EXTRACT TO READ
-- Opening Marker --

The German Greens have a sensible enough idea here. If you want things to be returned for processing then charge a deposit on them. You can then leave it to poor teenagers – or Bob a Job Week – to make sure all things get returned.
However, this is stupid:
Environmental groups say that throwing away electronics not only leads toxic chemicals to seep into the water table but also deprives the industry of valuable rare earth metals such as lanthanum and palladium.
Palladium’s not a rare earth. And a quick back of the envelope tells me that the value in a phone is perhaps 80 cents euro. What’s the cost of getting the phone back to the recycling plant? More of less than that?
It’s the lanthanum part that really grates. There’s no shortage of supply at all. None out there in the wild and not even any in the industry. It’s near always sold for less than the cost of its production in fact. That’s just how the rare earths world rolls. Cerium and lanthanum are vastly more common in a rare earth concentrate than any of the others. But we want the others for their very cute properties, terbium for light bulbs, lutetium for MRIs, neodymium for magnets and so on. But the way the chemistry works is that we’ve got to take the lanthanum and cerium out first in order to get to those other lovelies.

-- Closing Marker --

(Document layout detection data)

-- Opening Marker --

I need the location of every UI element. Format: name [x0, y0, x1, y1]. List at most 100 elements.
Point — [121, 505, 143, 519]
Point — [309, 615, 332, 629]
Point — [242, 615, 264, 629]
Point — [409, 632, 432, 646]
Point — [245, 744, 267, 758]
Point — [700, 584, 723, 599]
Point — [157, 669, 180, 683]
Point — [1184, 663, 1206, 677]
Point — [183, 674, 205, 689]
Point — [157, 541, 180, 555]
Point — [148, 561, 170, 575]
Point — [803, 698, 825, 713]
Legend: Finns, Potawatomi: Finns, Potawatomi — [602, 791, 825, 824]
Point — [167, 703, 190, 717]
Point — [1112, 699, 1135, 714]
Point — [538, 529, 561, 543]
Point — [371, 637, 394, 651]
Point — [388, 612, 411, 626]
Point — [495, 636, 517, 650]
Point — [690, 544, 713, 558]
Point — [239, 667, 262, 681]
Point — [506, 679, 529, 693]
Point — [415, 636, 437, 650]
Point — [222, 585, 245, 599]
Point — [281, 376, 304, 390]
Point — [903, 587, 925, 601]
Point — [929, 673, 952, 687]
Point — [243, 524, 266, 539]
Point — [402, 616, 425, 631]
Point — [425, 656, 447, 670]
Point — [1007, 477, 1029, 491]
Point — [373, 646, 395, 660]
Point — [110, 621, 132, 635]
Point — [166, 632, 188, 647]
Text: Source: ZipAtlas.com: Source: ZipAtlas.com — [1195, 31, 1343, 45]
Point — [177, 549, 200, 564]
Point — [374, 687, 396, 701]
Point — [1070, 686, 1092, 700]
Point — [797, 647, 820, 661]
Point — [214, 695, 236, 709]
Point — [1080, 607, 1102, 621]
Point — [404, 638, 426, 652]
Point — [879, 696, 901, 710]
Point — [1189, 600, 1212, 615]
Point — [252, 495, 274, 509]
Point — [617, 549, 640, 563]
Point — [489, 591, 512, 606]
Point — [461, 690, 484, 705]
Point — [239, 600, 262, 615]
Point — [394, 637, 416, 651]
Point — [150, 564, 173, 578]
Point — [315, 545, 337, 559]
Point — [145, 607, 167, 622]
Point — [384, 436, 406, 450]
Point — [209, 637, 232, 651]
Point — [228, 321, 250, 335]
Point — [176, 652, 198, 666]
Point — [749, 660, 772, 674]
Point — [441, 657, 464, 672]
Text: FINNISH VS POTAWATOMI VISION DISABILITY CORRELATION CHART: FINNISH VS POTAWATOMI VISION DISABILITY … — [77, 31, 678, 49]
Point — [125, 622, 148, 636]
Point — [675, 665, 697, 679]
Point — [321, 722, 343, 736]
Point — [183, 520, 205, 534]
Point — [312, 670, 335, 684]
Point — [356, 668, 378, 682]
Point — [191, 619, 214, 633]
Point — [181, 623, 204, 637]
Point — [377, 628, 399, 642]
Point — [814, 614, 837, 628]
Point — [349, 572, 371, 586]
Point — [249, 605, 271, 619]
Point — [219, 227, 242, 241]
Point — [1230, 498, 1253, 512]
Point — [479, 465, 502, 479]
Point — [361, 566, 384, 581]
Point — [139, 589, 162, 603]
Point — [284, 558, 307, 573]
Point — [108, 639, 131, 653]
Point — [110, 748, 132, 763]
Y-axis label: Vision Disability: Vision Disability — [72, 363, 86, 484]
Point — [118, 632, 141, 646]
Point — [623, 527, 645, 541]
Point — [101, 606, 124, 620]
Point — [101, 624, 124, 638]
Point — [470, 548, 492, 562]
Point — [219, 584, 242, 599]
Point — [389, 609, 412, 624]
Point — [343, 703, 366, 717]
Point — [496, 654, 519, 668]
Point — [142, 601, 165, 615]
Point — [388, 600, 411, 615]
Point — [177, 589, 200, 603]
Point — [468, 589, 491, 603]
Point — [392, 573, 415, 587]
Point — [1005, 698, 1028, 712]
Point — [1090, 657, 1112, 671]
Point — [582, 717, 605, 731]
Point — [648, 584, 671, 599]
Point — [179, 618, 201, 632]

-- Closing Marker --

QUESTIONS TO ANSWER
1: In the post on electronics recycling, what does the writer estimate the value in a phone to be?
2: Rewrite the post on electronics recycling between "The German Greens" and "less than that?", inclusive, substituting "fee" for "deposit".
3: Continue the post on electronics recycling from its final sentence.

RESPONSES BY ITEM NUMBER
1: Perhaps 80 cents euro.

2:
The German Greens have a sensible enough idea here. If you want things to be returned for processing then charge a fee on them. You can then leave it to poor teenagers – or Bob a Job Week – to make sure all things get returned.
However, this is stupid:
Environmental groups say that throwing away electronics not only leads toxic chemicals to seep into the water table but also deprives the industry of valuable rare earth metals such as lanthanum and palladium.
Palladium’s not a rare earth. And a quick back of the envelope tells me that the value in a phone is perhaps 80 cents euro. What’s the cost of getting the phone back to the recycling plant? More of less than that?

3:
So, as long as we’re making rare earth magnets – say – in any volume we’re going to have lots of lanthanum. Which is why the stuff costs $5 a kilo for the oxide. And it is the oxide we use in phones, the lens on the camera is made of a silicon and lanthanum oxide mix.
Oh, and we might be using tens of grammes in each lens.
Recycling to save “valuable” lanthanum is simply idiocy.